» Items from a dataset:
* * *
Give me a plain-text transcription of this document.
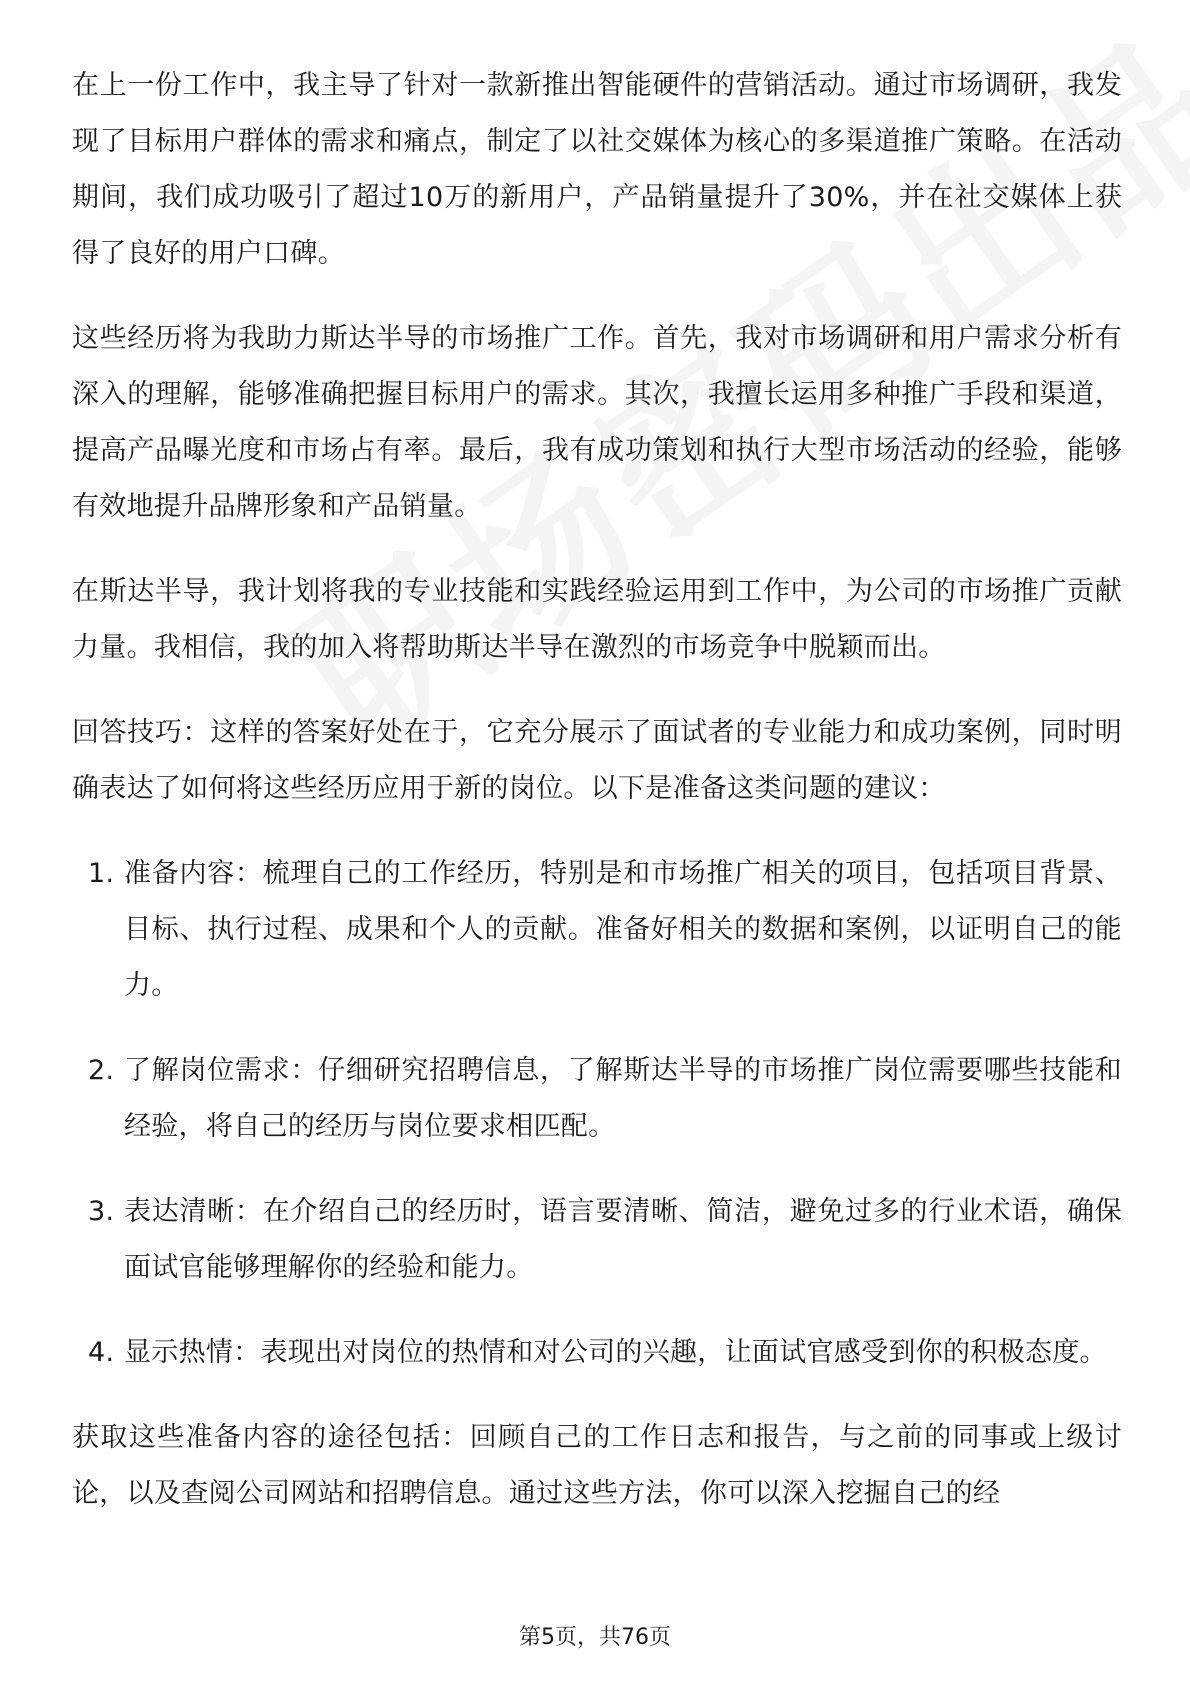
在上一份工作中，我主导了针对一款新推出智能硬件的营销活动。通过市场调研，我发现了目标用户群体的需求和痛点，制定了以社交媒体为核心的多渠道推广策略。在活动期间，我们成功吸引了超过10万的新用户，产品销量提升了30%，并在社交媒体上获得了良好的用户口碑。

这些经历将为我助力斯达半导的市场推广工作。首先，我对市场调研和用户需求分析有深入的理解，能够准确把握目标用户的需求。其次，我擅长运用多种推广手段和渠道，提高产品曝光度和市场占有率。最后，我有成功策划和执行大型市场活动的经验，能够有效地提升品牌形象和产品销量。

在斯达半导，我计划将我的专业技能和实践经验运用到工作中，为公司的市场推广贡献力量。我相信，我的加入将帮助斯达半导在激烈的市场竞争中脱颖而出。

回答技巧：这样的答案好处在于，它充分展示了面试者的专业能力和成功案例，同时明确表达了如何将这些经历应用于新的岗位。以下是准备这类问题的建议：

1. 准备内容：梳理自己的工作经历，特别是和市场推广相关的项目，包括项目背景、目标、执行过程、成果和个人的贡献。准备好相关的数据和案例，以证明自己的能力。
2. 了解岗位需求：仔细研究招聘信息，了解斯达半导的市场推广岗位需要哪些技能和经验，将自己的经历与岗位要求相匹配。
3. 表达清晰：在介绍自己的经历时，语言要清晰、简洁，避免过多的行业术语，确保面试官能够理解你的经验和能力。
4. 显示热情：表现出对岗位的热情和对公司的兴趣，让面试官感受到你的积极态度。

获取这些准备内容的途径包括：回顾自己的工作日志和报告，与之前的同事或上级讨论，以及查阅公司网站和招聘信息。通过这些方法，你可以深入挖掘自己的经

第5页，共76页
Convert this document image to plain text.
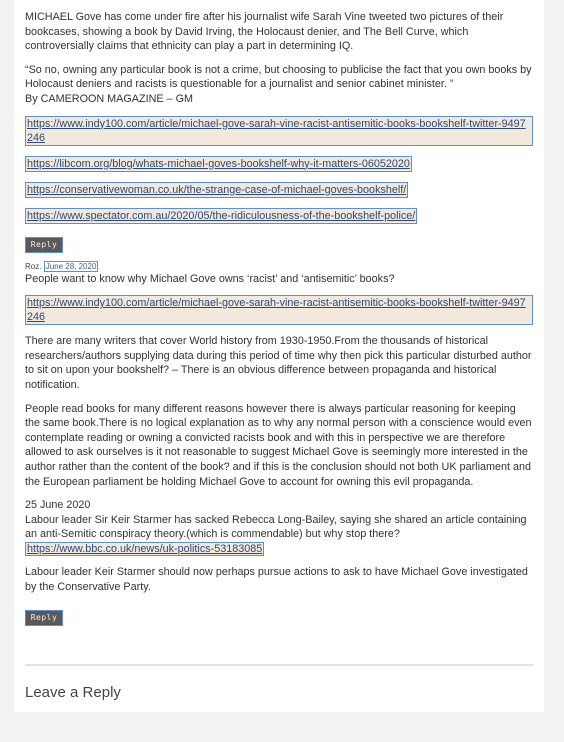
MICHAEL Gove has come under fire after his journalist wife Sarah Vine tweeted two pictures of their bookcases, showing a book by David Irving, the Holocaust denier, and The Bell Curve, which controversially claims that ethnicity can play a part in determining IQ.

“So no, owning any particular book is not a crime, but choosing to publicise the fact that you own books by Holocaust deniers and racists is questionable for a journalist and senior cabinet minister. ”

By CAMEROON MAGAZINE – GM

https://www.indy100.com/article/michael-gove-sarah-vine-racist-antisemitic-books-bookshelf-twitter-9497246
https://libcom.org/blog/whats-michael-goves-bookshelf-why-it-matters-06052020
https://conservativewoman.co.uk/the-strange-case-of-michael-goves-bookshelf/
https://www.spectator.com.au/2020/05/the-ridiculousness-of-the-bookshelf-police/
Reply
Roz. June 28, 2020

People want to know why Michael Gove owns ‘racist’ and ‘antisemitic’ books?

https://www.indy100.com/article/michael-gove-sarah-vine-racist-antisemitic-books-bookshelf-twitter-9497246

There are many writers that cover World history from 1930-1950.From the thousands of historical researchers/authors supplying data during this period of time why then pick this particular disturbed author to sit on upon your bookshelf? – There is an obvious difference between propaganda and historical notification.

People read books for many different reasons however there is always particular reasoning for keeping the same book.There is no logical explanation as to why any normal person with a conscience would even contemplate reading or owning a convicted racists book and with this in perspective we are therefore allowed to ask ourselves is it not reasonable to suggest Michael Gove is seemingly more interested in the author rather than the content of the book? and if this is the conclusion should not both UK parliament and the European parliament be holding Michael Gove to account for owning this evil propaganda.

25 June 2020

Labour leader Sir Keir Starmer has sacked Rebecca Long-Bailey, saying she shared an article containing an anti-Semitic conspiracy theory.(which is commendable) but why stop there?

https://www.bbc.co.uk/news/uk-politics-53183085

Labour leader Keir Starmer should now perhaps pursue actions to ask to have Michael Gove investigated by the Conservative Party.

Reply
Leave a Reply
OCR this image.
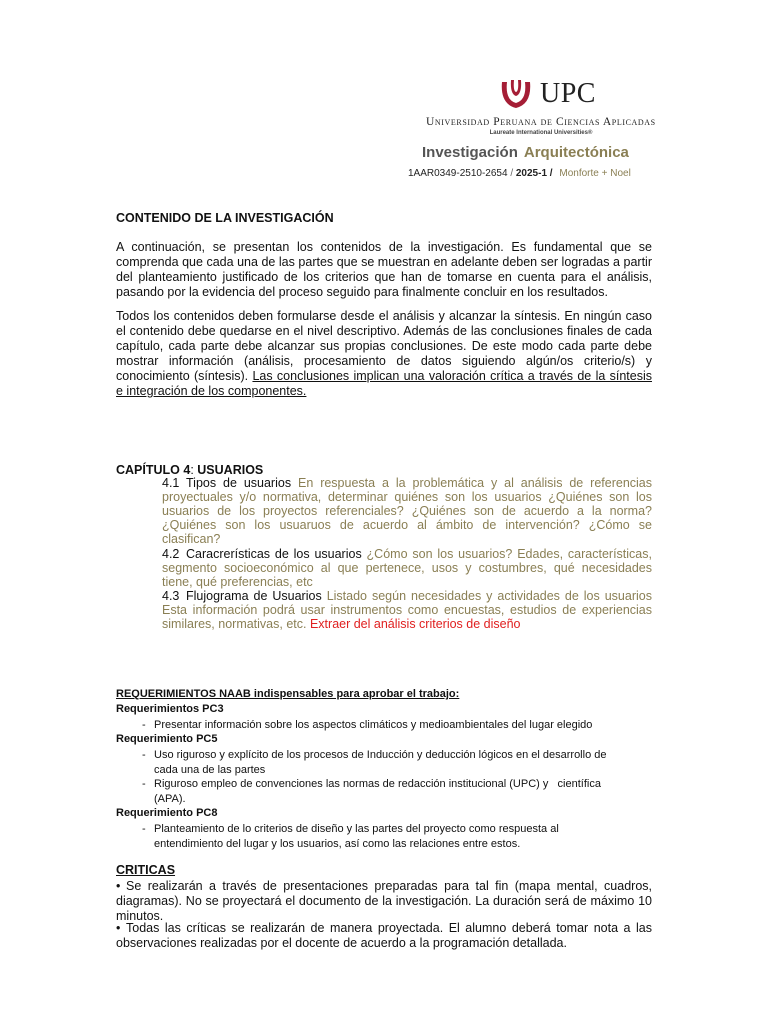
UPC
Universidad Peruana de Ciencias Aplicadas
Laureate International Universities®
Investigación Arquitectónica
1AAR0349-2510-2654 / 2025-1 / Monforte + Noel
CONTENIDO DE LA INVESTIGACIÓN
A continuación, se presentan los contenidos de la investigación. Es fundamental que se comprenda que cada una de las partes que se muestran en adelante deben ser logradas a partir del planteamiento justificado de los criterios que han de tomarse en cuenta para el análisis, pasando por la evidencia del proceso seguido para finalmente concluir en los resultados.
Todos los contenidos deben formularse desde el análisis y alcanzar la síntesis. En ningún caso el contenido debe quedarse en el nivel descriptivo. Además de las conclusiones finales de cada capítulo, cada parte debe alcanzar sus propias conclusiones. De este modo cada parte debe mostrar información (análisis, procesamiento de datos siguiendo algún/os criterio/s) y conocimiento (síntesis). Las conclusiones implican una valoración crítica a través de la síntesis e integración de los componentes.
CAPÍTULO 4: USUARIOS
4.1 Tipos de usuarios En respuesta a la problemática y al análisis de referencias proyectuales y/o normativa, determinar quiénes son los usuarios ¿Quiénes son los usuarios de los proyectos referenciales? ¿Quiénes son de acuerdo a la norma? ¿Quiénes son los usuaruos de acuerdo al ámbito de intervención? ¿Cómo se clasifican?
4.2 Caracrerísticas de los usuarios ¿Cómo son los usuarios? Edades, características, segmento socioeconómico al que pertenece, usos y costumbres, qué necesidades tiene, qué preferencias, etc
4.3 Flujograma de Usuarios Listado según necesidades y actividades de los usuarios Esta información podrá usar instrumentos como encuestas, estudios de experiencias similares, normativas, etc. Extraer del análisis criterios de diseño
REQUERIMIENTOS NAAB indispensables para aprobar el trabajo:
Requerimientos PC3
- Presentar información sobre los aspectos climáticos y medioambientales del lugar elegido
Requerimiento PC5
- Uso riguroso y explícito de los procesos de Inducción y deducción lógicos en el desarrollo de
cada una de las partes
- Riguroso empleo de convenciones las normas de redacción institucional (UPC) y   científica
(APA).
Requerimiento PC8
- Planteamiento de lo criterios de diseño y las partes del proyecto como respuesta al
entendimiento del lugar y los usuarios, así como las relaciones entre estos.
CRITICAS
• Se realizarán a través de presentaciones preparadas para tal fin (mapa mental, cuadros, diagramas). No se proyectará el documento de la investigación. La duración será de máximo 10 minutos.
• Todas las críticas se realizarán de manera proyectada. El alumno deberá tomar nota a las observaciones realizadas por el docente de acuerdo a la programación detallada.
* * *
» EXERCISE BRIEF:
Leave out the pictures and output the rest of the material exactly as written.

» FINISHED TASK:
Give me a plain-text transcription of this document.
在上一份工作中，我主导了针对一款新推出智能硬件的营销活动。通过市场调研，我发现了目标用户群体的需求和痛点，制定了以社交媒体为核心的多渠道推广策略。在活动期间，我们成功吸引了超过10万的新用户，产品销量提升了30%，并在社交媒体上获得了良好的用户口碑。

这些经历将为我助力斯达半导的市场推广工作。首先，我对市场调研和用户需求分析有深入的理解，能够准确把握目标用户的需求。其次，我擅长运用多种推广手段和渠道，提高产品曝光度和市场占有率。最后，我有成功策划和执行大型市场活动的经验，能够有效地提升品牌形象和产品销量。

在斯达半导，我计划将我的专业技能和实践经验运用到工作中，为公司的市场推广贡献力量。我相信，我的加入将帮助斯达半导在激烈的市场竞争中脱颖而出。

回答技巧：这样的答案好处在于，它充分展示了面试者的专业能力和成功案例，同时明确表达了如何将这些经历应用于新的岗位。以下是准备这类问题的建议：

1. 准备内容：梳理自己的工作经历，特别是和市场推广相关的项目，包括项目背景、目标、执行过程、成果和个人的贡献。准备好相关的数据和案例，以证明自己的能力。
2. 了解岗位需求：仔细研究招聘信息，了解斯达半导的市场推广岗位需要哪些技能和经验，将自己的经历与岗位要求相匹配。
3. 表达清晰：在介绍自己的经历时，语言要清晰、简洁，避免过多的行业术语，确保面试官能够理解你的经验和能力。
4. 显示热情：表现出对岗位的热情和对公司的兴趣，让面试官感受到你的积极态度。

获取这些准备内容的途径包括：回顾自己的工作日志和报告，与之前的同事或上级讨论，以及查阅公司网站和招聘信息。通过这些方法，你可以深入挖掘自己的经

第5页，共76页
Convert this document image to plain text.
MICHAEL Gove has come under fire after his journalist wife Sarah Vine tweeted two pictures of their bookcases, showing a book by David Irving, the Holocaust denier, and The Bell Curve, which controversially claims that ethnicity can play a part in determining IQ.

“So no, owning any particular book is not a crime, but choosing to publicise the fact that you own books by Holocaust deniers and racists is questionable for a journalist and senior cabinet minister. ”

By CAMEROON MAGAZINE – GM

https://www.indy100.com/article/michael-gove-sarah-vine-racist-antisemitic-books-bookshelf-twitter-9497246
https://libcom.org/blog/whats-michael-goves-bookshelf-why-it-matters-06052020
https://conservativewoman.co.uk/the-strange-case-of-michael-goves-bookshelf/
https://www.spectator.com.au/2020/05/the-ridiculousness-of-the-bookshelf-police/
Reply
Roz. June 28, 2020

People want to know why Michael Gove owns ‘racist’ and ‘antisemitic’ books?

https://www.indy100.com/article/michael-gove-sarah-vine-racist-antisemitic-books-bookshelf-twitter-9497246

There are many writers that cover World history from 1930-1950.From the thousands of historical researchers/authors supplying data during this period of time why then pick this particular disturbed author to sit on upon your bookshelf? – There is an obvious difference between propaganda and historical notification.

People read books for many different reasons however there is always particular reasoning for keeping the same book.There is no logical explanation as to why any normal person with a conscience would even contemplate reading or owning a convicted racists book and with this in perspective we are therefore allowed to ask ourselves is it not reasonable to suggest Michael Gove is seemingly more interested in the author rather than the content of the book? and if this is the conclusion should not both UK parliament and the European parliament be holding Michael Gove to account for owning this evil propaganda.

25 June 2020

Labour leader Sir Keir Starmer has sacked Rebecca Long-Bailey, saying she shared an article containing an anti-Semitic conspiracy theory.(which is commendable) but why stop there?

https://www.bbc.co.uk/news/uk-politics-53183085

Labour leader Keir Starmer should now perhaps pursue actions to ask to have Michael Gove investigated by the Conservative Party.

Reply
Leave a Reply
OCR this image.
UPC
Universidad Peruana de Ciencias Aplicadas
Laureate International Universities®
Investigación Arquitectónica
1AAR0349-2510-2654 / 2025-1 / Monforte + Noel
CONTENIDO DE LA INVESTIGACIÓN
A continuación, se presentan los contenidos de la investigación. Es fundamental que se comprenda que cada una de las partes que se muestran en adelante deben ser logradas a partir del planteamiento justificado de los criterios que han de tomarse en cuenta para el análisis, pasando por la evidencia del proceso seguido para finalmente concluir en los resultados.
Todos los contenidos deben formularse desde el análisis y alcanzar la síntesis. En ningún caso el contenido debe quedarse en el nivel descriptivo. Además de las conclusiones finales de cada capítulo, cada parte debe alcanzar sus propias conclusiones. De este modo cada parte debe mostrar información (análisis, procesamiento de datos siguiendo algún/os criterio/s) y conocimiento (síntesis). Las conclusiones implican una valoración crítica a través de la síntesis e integración de los componentes.
CAPÍTULO 4: USUARIOS
4.1 Tipos de usuarios En respuesta a la problemática y al análisis de referencias proyectuales y/o normativa, determinar quiénes son los usuarios ¿Quiénes son los usuarios de los proyectos referenciales? ¿Quiénes son de acuerdo a la norma? ¿Quiénes son los usuaruos de acuerdo al ámbito de intervención? ¿Cómo se clasifican?
4.2 Caracrerísticas de los usuarios ¿Cómo son los usuarios? Edades, características, segmento socioeconómico al que pertenece, usos y costumbres, qué necesidades tiene, qué preferencias, etc
4.3 Flujograma de Usuarios Listado según necesidades y actividades de los usuarios Esta información podrá usar instrumentos como encuestas, estudios de experiencias similares, normativas, etc. Extraer del análisis criterios de diseño
REQUERIMIENTOS NAAB indispensables para aprobar el trabajo:
Requerimientos PC3
- Presentar información sobre los aspectos climáticos y medioambientales del lugar elegido
Requerimiento PC5
- Uso riguroso y explícito de los procesos de Inducción y deducción lógicos en el desarrollo de
cada una de las partes
- Riguroso empleo de convenciones las normas de redacción institucional (UPC) y   científica
(APA).
Requerimiento PC8
- Planteamiento de lo criterios de diseño y las partes del proyecto como respuesta al
entendimiento del lugar y los usuarios, así como las relaciones entre estos.
CRITICAS
• Se realizarán a través de presentaciones preparadas para tal fin (mapa mental, cuadros, diagramas). No se proyectará el documento de la investigación. La duración será de máximo 10 minutos.
• Todas las críticas se realizarán de manera proyectada. El alumno deberá tomar nota a las observaciones realizadas por el docente de acuerdo a la programación detallada.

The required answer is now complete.